__What is being asked__
Could you copy each of the items below line for line, keeping every character and number unchanged?

__Given entries__

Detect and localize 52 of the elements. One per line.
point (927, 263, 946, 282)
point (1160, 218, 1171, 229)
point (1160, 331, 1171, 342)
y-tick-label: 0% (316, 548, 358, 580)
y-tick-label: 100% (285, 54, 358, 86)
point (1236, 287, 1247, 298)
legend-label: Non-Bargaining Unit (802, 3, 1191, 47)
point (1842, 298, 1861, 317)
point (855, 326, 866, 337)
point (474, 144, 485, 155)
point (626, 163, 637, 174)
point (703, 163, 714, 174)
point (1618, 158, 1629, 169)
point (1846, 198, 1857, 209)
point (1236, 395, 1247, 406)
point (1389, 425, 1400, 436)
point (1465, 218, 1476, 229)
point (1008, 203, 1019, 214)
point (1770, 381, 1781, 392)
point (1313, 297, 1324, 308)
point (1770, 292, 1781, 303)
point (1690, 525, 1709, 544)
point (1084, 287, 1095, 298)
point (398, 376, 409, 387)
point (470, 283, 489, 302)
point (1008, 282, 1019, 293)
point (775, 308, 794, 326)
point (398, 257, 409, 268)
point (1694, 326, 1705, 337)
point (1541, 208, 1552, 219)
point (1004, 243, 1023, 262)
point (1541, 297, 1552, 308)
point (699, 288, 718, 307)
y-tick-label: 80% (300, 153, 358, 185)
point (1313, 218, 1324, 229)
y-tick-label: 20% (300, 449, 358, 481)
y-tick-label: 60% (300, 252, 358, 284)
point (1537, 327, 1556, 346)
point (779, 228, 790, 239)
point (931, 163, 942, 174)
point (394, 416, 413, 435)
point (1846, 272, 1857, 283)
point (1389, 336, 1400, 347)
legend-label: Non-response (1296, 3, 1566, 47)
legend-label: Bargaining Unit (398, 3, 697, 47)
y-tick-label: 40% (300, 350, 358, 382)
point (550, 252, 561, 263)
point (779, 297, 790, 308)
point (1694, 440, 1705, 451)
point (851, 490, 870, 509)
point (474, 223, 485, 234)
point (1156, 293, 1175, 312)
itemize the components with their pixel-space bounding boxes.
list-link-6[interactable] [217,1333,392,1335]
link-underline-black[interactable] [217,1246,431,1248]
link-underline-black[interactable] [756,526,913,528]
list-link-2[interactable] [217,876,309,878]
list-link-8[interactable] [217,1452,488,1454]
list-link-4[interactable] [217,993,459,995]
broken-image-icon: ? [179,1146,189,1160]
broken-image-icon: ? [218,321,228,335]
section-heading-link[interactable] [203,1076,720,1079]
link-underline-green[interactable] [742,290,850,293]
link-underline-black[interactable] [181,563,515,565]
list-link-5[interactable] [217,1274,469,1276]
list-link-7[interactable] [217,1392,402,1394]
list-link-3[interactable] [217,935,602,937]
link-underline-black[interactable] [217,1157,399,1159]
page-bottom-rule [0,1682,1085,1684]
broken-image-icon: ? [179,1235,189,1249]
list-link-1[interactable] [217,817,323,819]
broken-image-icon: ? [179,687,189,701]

__Full response__
Detect and localize 52 of the elements. One per line.
point (927, 263, 946, 282)
point (1160, 218, 1171, 229)
point (1160, 331, 1171, 342)
y-tick-label: 0% (316, 548, 358, 580)
y-tick-label: 100% (285, 54, 358, 86)
point (1236, 287, 1247, 298)
legend-label: Non-Bargaining Unit (802, 3, 1191, 47)
point (1842, 298, 1861, 317)
point (855, 326, 866, 337)
point (474, 144, 485, 155)
point (626, 163, 637, 174)
point (703, 163, 714, 174)
point (1618, 158, 1629, 169)
point (1846, 198, 1857, 209)
point (1236, 395, 1247, 406)
point (1389, 425, 1400, 436)
point (1465, 218, 1476, 229)
point (1008, 203, 1019, 214)
point (1770, 381, 1781, 392)
point (1313, 297, 1324, 308)
point (1770, 292, 1781, 303)
point (1690, 525, 1709, 544)
point (1084, 287, 1095, 298)
point (398, 376, 409, 387)
point (470, 283, 489, 302)
point (1008, 282, 1019, 293)
point (775, 308, 794, 326)
point (398, 257, 409, 268)
point (1694, 326, 1705, 337)
point (1541, 208, 1552, 219)
point (1004, 243, 1023, 262)
point (1541, 297, 1552, 308)
point (699, 288, 718, 307)
y-tick-label: 80% (300, 153, 358, 185)
point (1313, 218, 1324, 229)
y-tick-label: 20% (300, 449, 358, 481)
y-tick-label: 60% (300, 252, 358, 284)
point (1537, 327, 1556, 346)
point (779, 228, 790, 239)
point (931, 163, 942, 174)
point (394, 416, 413, 435)
point (1846, 272, 1857, 283)
point (1389, 336, 1400, 347)
legend-label: Non-response (1296, 3, 1566, 47)
legend-label: Bargaining Unit (398, 3, 697, 47)
y-tick-label: 40% (300, 350, 358, 382)
point (550, 252, 561, 263)
point (779, 297, 790, 308)
point (1694, 440, 1705, 451)
point (851, 490, 870, 509)
point (474, 223, 485, 234)
point (1156, 293, 1175, 312)
itemize the components with their pixel-space bounding boxes.
list-link-6[interactable] [217,1333,392,1335]
link-underline-black[interactable] [217,1246,431,1248]
link-underline-black[interactable] [756,526,913,528]
list-link-2[interactable] [217,876,309,878]
list-link-8[interactable] [217,1452,488,1454]
list-link-4[interactable] [217,993,459,995]
broken-image-icon: ? [179,1146,189,1160]
broken-image-icon: ? [218,321,228,335]
section-heading-link[interactable] [203,1076,720,1079]
link-underline-green[interactable] [742,290,850,293]
link-underline-black[interactable] [181,563,515,565]
list-link-5[interactable] [217,1274,469,1276]
list-link-7[interactable] [217,1392,402,1394]
list-link-3[interactable] [217,935,602,937]
link-underline-black[interactable] [217,1157,399,1159]
page-bottom-rule [0,1682,1085,1684]
broken-image-icon: ? [179,1235,189,1249]
list-link-1[interactable] [217,817,323,819]
broken-image-icon: ? [179,687,189,701]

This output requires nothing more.